STATED EXERCISE: In full and without alteration, repeat the material.
### INFORMATION PROVIDED ###
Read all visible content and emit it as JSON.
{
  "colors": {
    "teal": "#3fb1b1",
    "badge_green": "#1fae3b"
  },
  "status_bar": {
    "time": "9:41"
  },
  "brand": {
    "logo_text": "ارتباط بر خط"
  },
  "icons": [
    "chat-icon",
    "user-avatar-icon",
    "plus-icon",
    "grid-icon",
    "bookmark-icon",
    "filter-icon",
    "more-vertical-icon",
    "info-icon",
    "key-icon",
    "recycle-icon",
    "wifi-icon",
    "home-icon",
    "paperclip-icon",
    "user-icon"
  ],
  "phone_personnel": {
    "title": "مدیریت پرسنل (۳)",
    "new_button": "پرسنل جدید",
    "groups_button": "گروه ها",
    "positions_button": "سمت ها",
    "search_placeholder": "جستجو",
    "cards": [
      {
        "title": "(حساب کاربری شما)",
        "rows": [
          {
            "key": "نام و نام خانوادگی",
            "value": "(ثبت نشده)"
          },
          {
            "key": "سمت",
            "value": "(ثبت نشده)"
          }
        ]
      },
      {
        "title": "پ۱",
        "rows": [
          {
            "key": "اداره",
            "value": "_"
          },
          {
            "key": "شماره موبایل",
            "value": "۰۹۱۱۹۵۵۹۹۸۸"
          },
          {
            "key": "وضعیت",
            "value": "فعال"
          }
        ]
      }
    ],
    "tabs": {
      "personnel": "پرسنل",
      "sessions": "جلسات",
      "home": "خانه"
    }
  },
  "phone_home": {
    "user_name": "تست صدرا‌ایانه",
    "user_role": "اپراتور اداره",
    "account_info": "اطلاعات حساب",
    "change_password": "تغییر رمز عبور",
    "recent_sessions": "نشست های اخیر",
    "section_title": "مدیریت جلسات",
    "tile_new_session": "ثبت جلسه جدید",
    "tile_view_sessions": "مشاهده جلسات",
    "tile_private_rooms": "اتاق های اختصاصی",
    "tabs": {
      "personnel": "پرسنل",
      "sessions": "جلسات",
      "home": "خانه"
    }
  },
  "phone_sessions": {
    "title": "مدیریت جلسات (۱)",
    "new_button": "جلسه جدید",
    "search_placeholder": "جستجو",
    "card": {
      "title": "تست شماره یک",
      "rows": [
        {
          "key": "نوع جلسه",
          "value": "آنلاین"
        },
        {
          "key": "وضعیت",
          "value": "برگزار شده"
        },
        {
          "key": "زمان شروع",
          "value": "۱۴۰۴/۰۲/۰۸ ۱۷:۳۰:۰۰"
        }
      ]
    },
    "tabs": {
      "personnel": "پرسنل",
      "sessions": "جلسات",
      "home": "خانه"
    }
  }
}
###
THE RESULT:
Read all visible content and emit it as JSON.
{
  "colors": {
    "teal": "#3fb1b1",
    "badge_green": "#1fae3b"
  },
  "status_bar": {
    "time": "9:41"
  },
  "brand": {
    "logo_text": "ارتباط بر خط"
  },
  "icons": [
    "chat-icon",
    "user-avatar-icon",
    "plus-icon",
    "grid-icon",
    "bookmark-icon",
    "filter-icon",
    "more-vertical-icon",
    "info-icon",
    "key-icon",
    "recycle-icon",
    "wifi-icon",
    "home-icon",
    "paperclip-icon",
    "user-icon"
  ],
  "phone_personnel": {
    "title": "مدیریت پرسنل (۳)",
    "new_button": "پرسنل جدید",
    "groups_button": "گروه ها",
    "positions_button": "سمت ها",
    "search_placeholder": "جستجو",
    "cards": [
      {
        "title": "(حساب کاربری شما)",
        "rows": [
          {
            "key": "نام و نام خانوادگی",
            "value": "(ثبت نشده)"
          },
          {
            "key": "سمت",
            "value": "(ثبت نشده)"
          }
        ]
      },
      {
        "title": "پ۱",
        "rows": [
          {
            "key": "اداره",
            "value": "_"
          },
          {
            "key": "شماره موبایل",
            "value": "۰۹۱۱۹۵۵۹۹۸۸"
          },
          {
            "key": "وضعیت",
            "value": "فعال"
          }
        ]
      }
    ],
    "tabs": {
      "personnel": "پرسنل",
      "sessions": "جلسات",
      "home": "خانه"
    }
  },
  "phone_home": {
    "user_name": "تست صدرا‌ایانه",
    "user_role": "اپراتور اداره",
    "account_info": "اطلاعات حساب",
    "change_password": "تغییر رمز عبور",
    "recent_sessions": "نشست های اخیر",
    "section_title": "مدیریت جلسات",
    "tile_new_session": "ثبت جلسه جدید",
    "tile_view_sessions": "مشاهده جلسات",
    "tile_private_rooms": "اتاق های اختصاصی",
    "tabs": {
      "personnel": "پرسنل",
      "sessions": "جلسات",
      "home": "خانه"
    }
  },
  "phone_sessions": {
    "title": "مدیریت جلسات (۱)",
    "new_button": "جلسه جدید",
    "search_placeholder": "جستجو",
    "card": {
      "title": "تست شماره یک",
      "rows": [
        {
          "key": "نوع جلسه",
          "value": "آنلاین"
        },
        {
          "key": "وضعیت",
          "value": "برگزار شده"
        },
        {
          "key": "زمان شروع",
          "value": "۱۴۰۴/۰۲/۰۸ ۱۷:۳۰:۰۰"
        }
      ]
    },
    "tabs": {
      "personnel": "پرسنل",
      "sessions": "جلسات",
      "home": "خانه"
    }
  }
}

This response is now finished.